KETENTUAN TUGAS:
1. Dalam kutipan tentang Pancasila, tiap-tiap sila mengandung berapa sila lainnya?
2. Salin persis sebagian kutipan tentang Pancasila. Mulai dari kata-kata "Dalam rumusan ini, tiap-tiap", lalu berhenti setelah kata-kata "dan saling mengkualifikasi.".

KUTIPAN:
───
2. Hubungan kesatuan sila-sila
Pancasila yang saling mengisi dan saling mengkualifikasi Sila-sila Pancasila
sebagai kesatuan dapat dirumuskan pula dalam hubungannya saling mengisi atau
mengkualifikasi dalam kerangka hubungan hirarkis piramidal seperti di atas.
Dalam rumusan ini, tiap-tiap sila mengandung empat sila lainnya atau
dikualifikasi oleh empat sila lainnya. Untuk kelengkapan hubungan kesatuan
keseluruhan sila-sila Pancasila yang dipersatukan dengan rumusan hirarkis
piramidal tersebut, berikut disampaikan kesatuan sila-sila Pancasila yang
saling mengisi dan saling mengkualifikasi.
───
Data penempatan elemen:

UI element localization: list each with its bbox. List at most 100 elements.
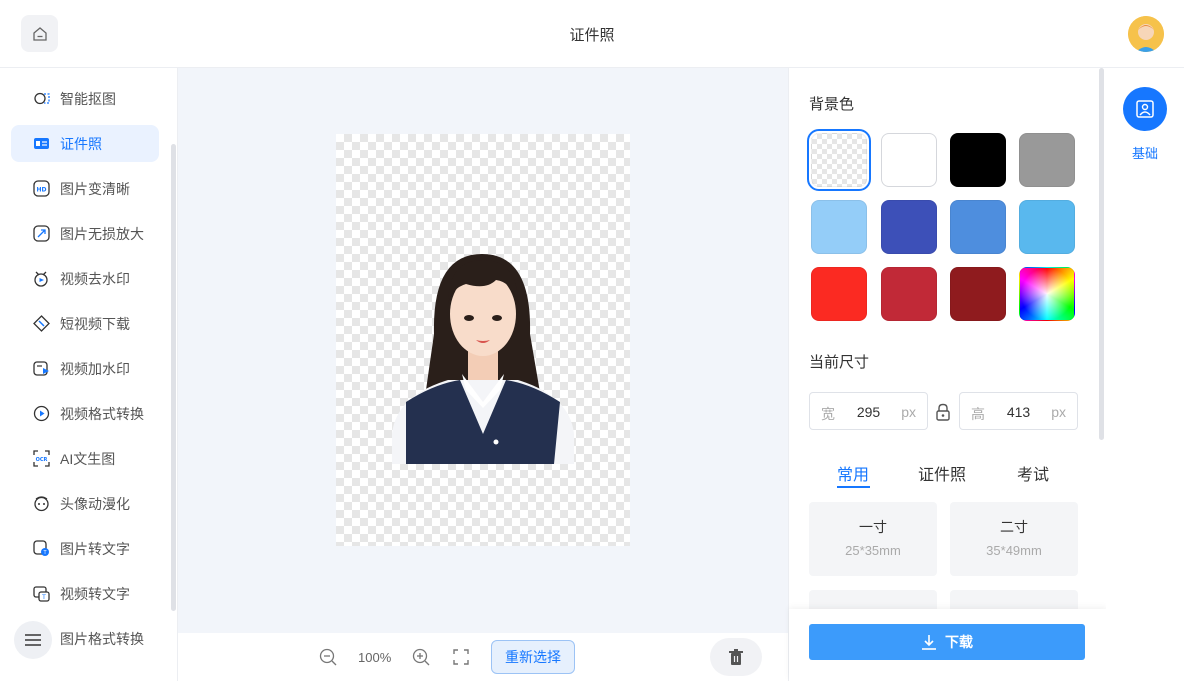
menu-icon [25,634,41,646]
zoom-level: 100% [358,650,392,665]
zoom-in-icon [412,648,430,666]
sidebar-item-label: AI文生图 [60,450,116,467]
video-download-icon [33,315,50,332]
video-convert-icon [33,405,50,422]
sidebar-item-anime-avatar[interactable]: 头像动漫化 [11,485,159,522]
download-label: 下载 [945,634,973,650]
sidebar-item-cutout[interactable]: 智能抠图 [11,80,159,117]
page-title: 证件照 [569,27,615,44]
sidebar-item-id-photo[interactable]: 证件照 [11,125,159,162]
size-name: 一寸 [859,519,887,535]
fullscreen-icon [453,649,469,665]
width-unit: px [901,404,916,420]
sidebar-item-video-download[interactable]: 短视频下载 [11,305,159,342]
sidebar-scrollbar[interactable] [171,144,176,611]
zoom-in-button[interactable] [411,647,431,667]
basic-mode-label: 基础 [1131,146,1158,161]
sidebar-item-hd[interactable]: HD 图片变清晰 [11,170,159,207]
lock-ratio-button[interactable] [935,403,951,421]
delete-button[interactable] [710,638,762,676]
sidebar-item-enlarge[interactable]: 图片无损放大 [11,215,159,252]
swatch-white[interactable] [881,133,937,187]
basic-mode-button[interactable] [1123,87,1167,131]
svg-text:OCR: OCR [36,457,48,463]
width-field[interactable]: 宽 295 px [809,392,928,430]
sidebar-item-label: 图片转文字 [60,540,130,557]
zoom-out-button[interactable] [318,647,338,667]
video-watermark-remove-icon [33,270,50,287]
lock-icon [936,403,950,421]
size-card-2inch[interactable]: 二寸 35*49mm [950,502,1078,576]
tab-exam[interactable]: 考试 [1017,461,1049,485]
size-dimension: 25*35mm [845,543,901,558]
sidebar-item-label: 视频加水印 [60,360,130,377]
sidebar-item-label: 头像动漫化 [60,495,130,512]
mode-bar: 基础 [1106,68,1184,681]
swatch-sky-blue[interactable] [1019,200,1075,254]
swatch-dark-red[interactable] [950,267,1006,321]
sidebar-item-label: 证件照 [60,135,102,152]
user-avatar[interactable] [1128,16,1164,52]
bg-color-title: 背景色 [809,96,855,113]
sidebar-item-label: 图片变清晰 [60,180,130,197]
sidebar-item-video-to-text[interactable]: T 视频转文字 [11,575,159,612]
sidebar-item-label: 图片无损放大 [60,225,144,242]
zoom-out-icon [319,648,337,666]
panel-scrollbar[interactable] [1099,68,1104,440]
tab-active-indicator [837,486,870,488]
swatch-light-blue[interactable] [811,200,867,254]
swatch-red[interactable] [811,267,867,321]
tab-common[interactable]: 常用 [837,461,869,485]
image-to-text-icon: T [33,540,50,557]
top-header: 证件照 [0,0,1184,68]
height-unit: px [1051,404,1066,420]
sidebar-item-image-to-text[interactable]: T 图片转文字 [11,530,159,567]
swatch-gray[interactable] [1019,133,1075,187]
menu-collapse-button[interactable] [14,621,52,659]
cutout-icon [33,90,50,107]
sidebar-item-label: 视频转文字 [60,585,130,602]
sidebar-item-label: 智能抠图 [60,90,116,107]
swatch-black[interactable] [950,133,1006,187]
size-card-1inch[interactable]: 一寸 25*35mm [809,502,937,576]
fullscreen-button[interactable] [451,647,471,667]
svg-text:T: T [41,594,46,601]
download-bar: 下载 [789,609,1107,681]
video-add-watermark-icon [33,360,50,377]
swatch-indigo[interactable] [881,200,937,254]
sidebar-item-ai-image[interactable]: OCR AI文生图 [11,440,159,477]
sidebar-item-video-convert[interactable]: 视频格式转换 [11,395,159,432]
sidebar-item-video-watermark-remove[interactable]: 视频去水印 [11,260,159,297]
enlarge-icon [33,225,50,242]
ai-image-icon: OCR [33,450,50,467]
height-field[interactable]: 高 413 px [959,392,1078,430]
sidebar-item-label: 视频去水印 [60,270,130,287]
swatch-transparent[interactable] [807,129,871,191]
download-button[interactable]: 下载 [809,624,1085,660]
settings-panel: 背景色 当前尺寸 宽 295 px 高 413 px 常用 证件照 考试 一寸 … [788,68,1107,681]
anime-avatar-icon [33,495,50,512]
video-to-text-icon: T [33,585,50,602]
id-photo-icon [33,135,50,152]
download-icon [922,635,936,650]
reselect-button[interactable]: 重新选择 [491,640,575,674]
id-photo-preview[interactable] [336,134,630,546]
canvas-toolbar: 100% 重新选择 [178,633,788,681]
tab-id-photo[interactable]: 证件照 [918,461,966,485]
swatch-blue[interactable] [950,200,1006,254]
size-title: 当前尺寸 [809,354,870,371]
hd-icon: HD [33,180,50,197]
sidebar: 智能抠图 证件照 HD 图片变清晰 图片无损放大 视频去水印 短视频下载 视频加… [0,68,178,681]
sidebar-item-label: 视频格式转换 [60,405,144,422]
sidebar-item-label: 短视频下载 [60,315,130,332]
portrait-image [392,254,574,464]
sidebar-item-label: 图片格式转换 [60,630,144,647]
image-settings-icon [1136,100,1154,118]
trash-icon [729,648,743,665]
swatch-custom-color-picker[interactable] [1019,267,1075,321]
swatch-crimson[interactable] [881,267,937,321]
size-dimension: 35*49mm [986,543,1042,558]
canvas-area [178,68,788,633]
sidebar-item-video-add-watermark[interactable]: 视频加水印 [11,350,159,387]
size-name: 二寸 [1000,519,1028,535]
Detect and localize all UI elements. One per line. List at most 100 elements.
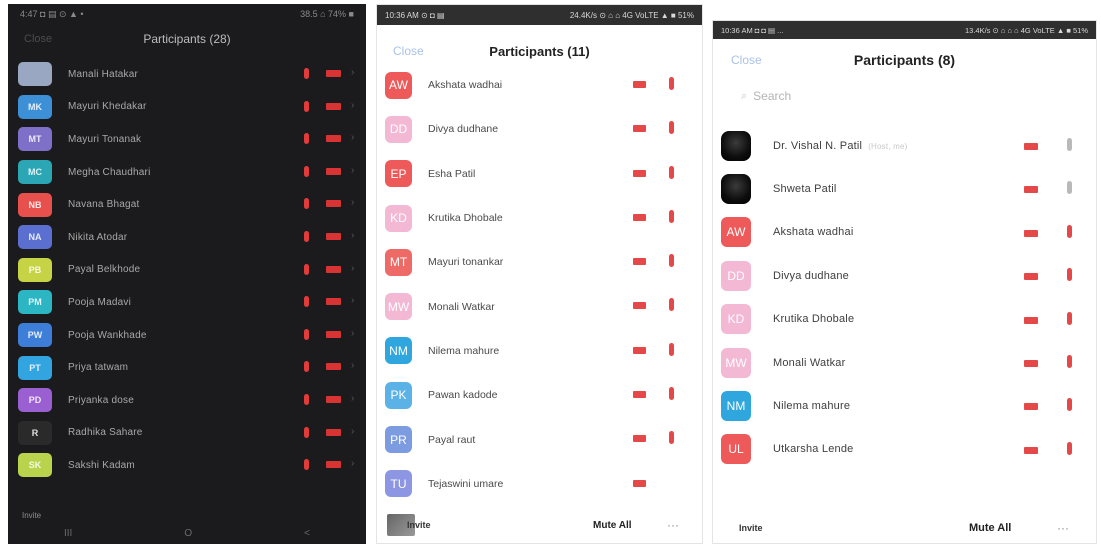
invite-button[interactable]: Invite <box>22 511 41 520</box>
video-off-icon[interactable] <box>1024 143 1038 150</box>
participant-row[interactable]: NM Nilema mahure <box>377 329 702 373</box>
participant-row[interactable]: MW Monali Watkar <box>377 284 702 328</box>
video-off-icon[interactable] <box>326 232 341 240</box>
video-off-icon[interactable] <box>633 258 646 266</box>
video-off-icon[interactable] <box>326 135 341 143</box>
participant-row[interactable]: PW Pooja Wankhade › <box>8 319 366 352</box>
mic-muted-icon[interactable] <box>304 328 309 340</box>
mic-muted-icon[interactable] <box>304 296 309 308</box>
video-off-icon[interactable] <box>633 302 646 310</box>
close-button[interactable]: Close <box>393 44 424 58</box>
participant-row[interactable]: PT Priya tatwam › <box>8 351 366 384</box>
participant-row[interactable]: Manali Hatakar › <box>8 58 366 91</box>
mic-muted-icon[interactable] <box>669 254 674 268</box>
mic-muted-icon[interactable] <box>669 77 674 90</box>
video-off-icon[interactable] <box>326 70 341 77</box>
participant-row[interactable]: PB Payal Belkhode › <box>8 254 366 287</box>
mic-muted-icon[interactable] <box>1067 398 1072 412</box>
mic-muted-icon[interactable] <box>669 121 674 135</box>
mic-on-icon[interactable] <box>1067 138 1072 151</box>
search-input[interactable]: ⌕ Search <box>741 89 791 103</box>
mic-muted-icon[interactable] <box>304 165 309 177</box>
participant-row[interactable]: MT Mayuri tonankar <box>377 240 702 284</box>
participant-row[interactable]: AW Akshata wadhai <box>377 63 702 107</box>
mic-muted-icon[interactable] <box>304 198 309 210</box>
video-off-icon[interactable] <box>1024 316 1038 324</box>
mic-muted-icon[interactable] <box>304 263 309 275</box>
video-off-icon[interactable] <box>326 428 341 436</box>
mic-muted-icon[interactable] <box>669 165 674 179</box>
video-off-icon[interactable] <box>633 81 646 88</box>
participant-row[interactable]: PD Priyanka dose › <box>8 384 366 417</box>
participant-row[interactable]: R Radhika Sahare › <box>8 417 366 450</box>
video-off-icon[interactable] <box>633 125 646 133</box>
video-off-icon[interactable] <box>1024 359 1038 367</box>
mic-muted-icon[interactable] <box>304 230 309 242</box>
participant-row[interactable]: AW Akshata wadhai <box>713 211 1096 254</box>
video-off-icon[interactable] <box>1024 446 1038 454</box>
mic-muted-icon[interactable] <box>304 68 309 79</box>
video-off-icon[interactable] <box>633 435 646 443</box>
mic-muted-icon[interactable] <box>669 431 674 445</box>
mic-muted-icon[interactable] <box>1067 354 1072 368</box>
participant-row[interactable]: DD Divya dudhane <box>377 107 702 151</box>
───
JAWABAN LATIHAN:
1. Tiap-tiap sila mengandung empat sila lainnya.

2.
Dalam rumusan ini, tiap-tiap sila mengandung empat sila lainnya atau
dikualifikasi oleh empat sila lainnya. Untuk kelengkapan hubungan kesatuan
keseluruhan sila-sila Pancasila yang dipersatukan dengan rumusan hirarkis
piramidal tersebut, berikut disampaikan kesatuan sila-sila Pancasila yang
saling mengisi dan saling mengkualifikasi.